> 本文:
* * * * * * *
精神科医・和田秀樹さんの著書『体力がない人の仕事の戦略』では、体力不足に悩むビジネスパーソンへ、「限界まで頑張らない」という「手抜き三原則」を提唱し、体力に頼らない効率的な働き方を解説しています。
今回は本書から一部抜粋し、医師の視点で「いい手抜き」と「悪い手抜き」の違いについて紹介します。
「いい手抜き」と「悪い手抜き」の違い
いい手抜きと悪い手抜きの違いは、どこにあるのでしょうか? その見極めのポイントは、「結果を見据えて、そこから逆算して行動しているか?」という視点の有無にあります。大学受験でいえば、パーフェクトを目指して、すべての科目で満点を取るためにガムシャラに勉強するのではなく、合格水準から逆算して、的を絞った勉強をすれば、すべての科目で高得点を取らなくても、大学合格という当初の目的は達成できます。体力と時間を浪費せず、しっかりと結果を出せることがいい手抜きといえます。
これに対して、結果を出すために必要と思われることをやらないとか、ここで適当にやると結果が出ないとわかっていながら、いい加減にやってしまうことが、悪い手抜きの代表例です。手抜きの下手な人は、結果から逆算することなく、すべてのことに手を抜いてしまいがちです。そうなると、仕事が進まず、成果が出ないだけでなく、勤務態度もよろしくない……と見られて、周囲の評価を落とすことになります。
* * * * * * *
文書構造認識データ:

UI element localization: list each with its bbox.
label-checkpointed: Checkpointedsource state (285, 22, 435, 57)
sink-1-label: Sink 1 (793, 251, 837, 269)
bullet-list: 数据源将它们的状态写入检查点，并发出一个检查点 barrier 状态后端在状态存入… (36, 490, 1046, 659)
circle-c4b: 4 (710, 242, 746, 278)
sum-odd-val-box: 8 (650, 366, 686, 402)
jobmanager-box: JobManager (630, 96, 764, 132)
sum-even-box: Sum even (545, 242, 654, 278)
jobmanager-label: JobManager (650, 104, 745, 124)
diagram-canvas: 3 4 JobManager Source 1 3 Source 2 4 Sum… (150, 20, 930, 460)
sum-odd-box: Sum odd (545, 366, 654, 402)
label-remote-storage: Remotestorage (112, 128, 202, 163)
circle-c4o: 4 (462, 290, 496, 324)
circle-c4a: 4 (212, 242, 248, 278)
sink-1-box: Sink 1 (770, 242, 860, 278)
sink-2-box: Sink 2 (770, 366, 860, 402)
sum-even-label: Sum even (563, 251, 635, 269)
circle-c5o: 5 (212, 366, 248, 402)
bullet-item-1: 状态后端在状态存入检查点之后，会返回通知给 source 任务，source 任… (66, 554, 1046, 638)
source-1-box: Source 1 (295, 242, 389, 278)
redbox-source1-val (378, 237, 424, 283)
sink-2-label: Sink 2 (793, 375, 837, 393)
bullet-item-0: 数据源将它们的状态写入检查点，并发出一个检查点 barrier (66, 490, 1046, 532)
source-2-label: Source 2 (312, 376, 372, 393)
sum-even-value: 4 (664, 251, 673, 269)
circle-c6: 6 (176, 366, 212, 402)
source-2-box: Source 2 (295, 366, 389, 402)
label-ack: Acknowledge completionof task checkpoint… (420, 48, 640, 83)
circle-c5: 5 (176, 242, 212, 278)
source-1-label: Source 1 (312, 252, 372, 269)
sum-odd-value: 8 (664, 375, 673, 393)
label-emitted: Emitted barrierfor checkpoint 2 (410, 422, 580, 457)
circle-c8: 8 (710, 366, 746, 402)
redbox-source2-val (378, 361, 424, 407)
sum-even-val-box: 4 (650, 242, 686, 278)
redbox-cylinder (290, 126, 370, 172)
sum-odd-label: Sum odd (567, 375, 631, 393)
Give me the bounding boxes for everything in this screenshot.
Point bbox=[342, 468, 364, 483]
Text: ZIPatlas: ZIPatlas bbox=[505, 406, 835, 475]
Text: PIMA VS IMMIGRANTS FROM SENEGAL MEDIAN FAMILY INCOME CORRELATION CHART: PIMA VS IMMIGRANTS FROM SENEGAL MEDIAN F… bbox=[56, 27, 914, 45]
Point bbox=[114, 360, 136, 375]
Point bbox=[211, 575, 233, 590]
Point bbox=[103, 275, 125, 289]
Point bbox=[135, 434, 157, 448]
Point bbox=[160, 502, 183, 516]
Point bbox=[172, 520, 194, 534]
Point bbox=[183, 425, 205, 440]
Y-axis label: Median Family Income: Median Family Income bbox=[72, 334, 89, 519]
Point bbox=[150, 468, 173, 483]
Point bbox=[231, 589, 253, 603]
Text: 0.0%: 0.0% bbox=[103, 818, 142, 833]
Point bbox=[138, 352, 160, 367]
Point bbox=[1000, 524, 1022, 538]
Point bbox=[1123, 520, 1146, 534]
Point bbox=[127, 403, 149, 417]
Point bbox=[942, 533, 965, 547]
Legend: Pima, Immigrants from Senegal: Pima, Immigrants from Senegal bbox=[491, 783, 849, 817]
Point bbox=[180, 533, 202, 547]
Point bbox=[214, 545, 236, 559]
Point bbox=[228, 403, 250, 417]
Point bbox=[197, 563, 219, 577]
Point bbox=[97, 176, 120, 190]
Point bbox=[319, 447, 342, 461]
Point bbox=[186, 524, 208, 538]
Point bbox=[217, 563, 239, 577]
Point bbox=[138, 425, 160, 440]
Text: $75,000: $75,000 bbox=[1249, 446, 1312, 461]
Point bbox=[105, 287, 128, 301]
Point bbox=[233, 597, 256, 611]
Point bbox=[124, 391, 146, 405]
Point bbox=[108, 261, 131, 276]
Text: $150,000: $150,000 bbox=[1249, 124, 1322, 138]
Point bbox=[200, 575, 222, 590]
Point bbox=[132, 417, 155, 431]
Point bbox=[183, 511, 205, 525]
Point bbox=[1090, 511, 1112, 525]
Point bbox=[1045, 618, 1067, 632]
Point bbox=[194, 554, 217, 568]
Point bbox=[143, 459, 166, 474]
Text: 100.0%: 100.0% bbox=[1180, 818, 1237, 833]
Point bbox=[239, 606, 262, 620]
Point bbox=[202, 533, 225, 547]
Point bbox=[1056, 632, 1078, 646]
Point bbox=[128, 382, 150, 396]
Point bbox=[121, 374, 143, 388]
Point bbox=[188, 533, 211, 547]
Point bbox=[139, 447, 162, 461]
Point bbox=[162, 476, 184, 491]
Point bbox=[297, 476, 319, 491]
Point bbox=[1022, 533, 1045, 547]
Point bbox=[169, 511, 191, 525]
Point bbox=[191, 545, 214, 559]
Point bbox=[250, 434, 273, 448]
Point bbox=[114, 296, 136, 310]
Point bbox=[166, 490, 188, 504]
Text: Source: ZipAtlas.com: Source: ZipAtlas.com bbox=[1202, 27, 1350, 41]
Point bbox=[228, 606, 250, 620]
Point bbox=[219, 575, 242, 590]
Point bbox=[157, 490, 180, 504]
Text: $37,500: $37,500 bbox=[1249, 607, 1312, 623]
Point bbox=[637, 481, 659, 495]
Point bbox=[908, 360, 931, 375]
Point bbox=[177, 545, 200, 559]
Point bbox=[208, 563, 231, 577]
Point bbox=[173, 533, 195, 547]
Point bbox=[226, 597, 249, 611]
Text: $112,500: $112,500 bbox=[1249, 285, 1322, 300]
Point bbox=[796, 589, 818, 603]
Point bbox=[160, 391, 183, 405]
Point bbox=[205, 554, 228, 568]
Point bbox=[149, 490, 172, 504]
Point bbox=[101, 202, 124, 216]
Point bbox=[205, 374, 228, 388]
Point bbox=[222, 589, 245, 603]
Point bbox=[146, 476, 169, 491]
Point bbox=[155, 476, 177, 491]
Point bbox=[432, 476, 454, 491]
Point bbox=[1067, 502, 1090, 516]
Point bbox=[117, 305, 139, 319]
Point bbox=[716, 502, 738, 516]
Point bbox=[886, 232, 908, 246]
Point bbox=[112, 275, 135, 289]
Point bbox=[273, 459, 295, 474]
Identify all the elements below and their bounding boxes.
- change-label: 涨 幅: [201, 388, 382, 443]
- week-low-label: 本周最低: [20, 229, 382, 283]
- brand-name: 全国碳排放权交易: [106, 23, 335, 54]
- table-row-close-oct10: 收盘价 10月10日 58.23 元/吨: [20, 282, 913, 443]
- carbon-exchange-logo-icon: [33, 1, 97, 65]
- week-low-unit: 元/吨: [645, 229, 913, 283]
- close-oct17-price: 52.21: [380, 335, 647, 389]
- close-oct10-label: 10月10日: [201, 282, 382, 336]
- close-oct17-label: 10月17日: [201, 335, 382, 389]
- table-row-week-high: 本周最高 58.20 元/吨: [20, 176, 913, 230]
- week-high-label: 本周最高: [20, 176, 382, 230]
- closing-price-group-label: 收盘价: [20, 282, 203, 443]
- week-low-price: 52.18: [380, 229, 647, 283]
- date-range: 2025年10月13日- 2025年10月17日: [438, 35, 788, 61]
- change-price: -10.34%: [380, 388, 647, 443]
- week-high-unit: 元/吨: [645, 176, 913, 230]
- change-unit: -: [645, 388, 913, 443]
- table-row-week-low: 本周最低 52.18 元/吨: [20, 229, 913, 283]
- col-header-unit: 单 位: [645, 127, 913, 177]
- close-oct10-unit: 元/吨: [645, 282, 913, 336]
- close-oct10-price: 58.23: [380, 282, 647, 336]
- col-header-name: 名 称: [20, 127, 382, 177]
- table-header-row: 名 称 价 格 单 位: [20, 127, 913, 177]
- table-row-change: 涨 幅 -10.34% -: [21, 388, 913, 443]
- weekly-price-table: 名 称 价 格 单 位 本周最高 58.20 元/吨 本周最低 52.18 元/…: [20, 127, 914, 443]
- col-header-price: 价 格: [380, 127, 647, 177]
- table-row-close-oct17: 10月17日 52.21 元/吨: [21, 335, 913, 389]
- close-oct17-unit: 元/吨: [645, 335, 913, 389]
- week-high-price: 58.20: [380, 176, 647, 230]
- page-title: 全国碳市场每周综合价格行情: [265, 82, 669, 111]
* * * * * * *
> 作業内容:
1. 手抜きの解説文について、次の問いに答えてください。
(a) 和田秀樹さんの著書名は何か。
(b) いい手抜きと悪い手抜きを見極めるポイントは何か。
(c) 手抜きの下手な人はどうしてしまいがちか。
2. 手抜きの解説文で、かぎかっこ「」に入っている語句をすべて、重複を除いて挙げてください。
3. 手抜きの解説文を、最後の文の後から引き継いで書き進めてください。
ここでは行を使いません。

> 作業結果:
1.
(a) 『体力がない人の仕事の戦略』
(b) 「結果を見据えて、そこから逆算して行動しているか?」という視点の有無
(c) 結果から逆算することなく、すべてのことに手を抜いてしまいがちである。

2.
・「限界まで頑張らない」
・「手抜き三原則」
・「いい手抜き」
・「悪い手抜き」
・「結果を見据えて、そこから逆算して行動しているか?」

3.
「手抜き上手」が実践する大胆な手抜きのツボ
手抜きの上手な人は、大胆に手を抜いていたとしても、「ここだけはきちんとしておいた方がいいだろう」というツボを心得ているから、大事なところだけは絶対に手抜きをしません。結果から逆算して、「このポイントさえ押さえておけば、あとはそれほど重要ではない」とわかっているため、手抜きをしていても、きっちりと成果を出しています。完璧を目指してしまうと、自分にムリや我慢を強いることになります。パーフェクトな結果を手に入れようとするのではなく、あくまでも「合格点」を目指せば、ムダに自分のエネルギーを使い果たして、疲れ切ってしまう事態を回避することができるのです。
和田 秀樹(わだ・ひでき)プロフィール
1960年大阪府生まれ。東京大学医学部卒業。精神科医。東京大学医学部附属病院精神神経科助手、アメリカ・カール・メニンガー精神医学学校国際フェローを経て、現在は和田秀樹こころと体のクリニック院長。幸齢党党首。著書に『感情的にならない本』『70歳が老化の分かれ道』『80歳の壁』『なぜか人生がうまくいく「明るい人」の科学』『なぜか人生がうまくいく「優しい人」の科学』など多数。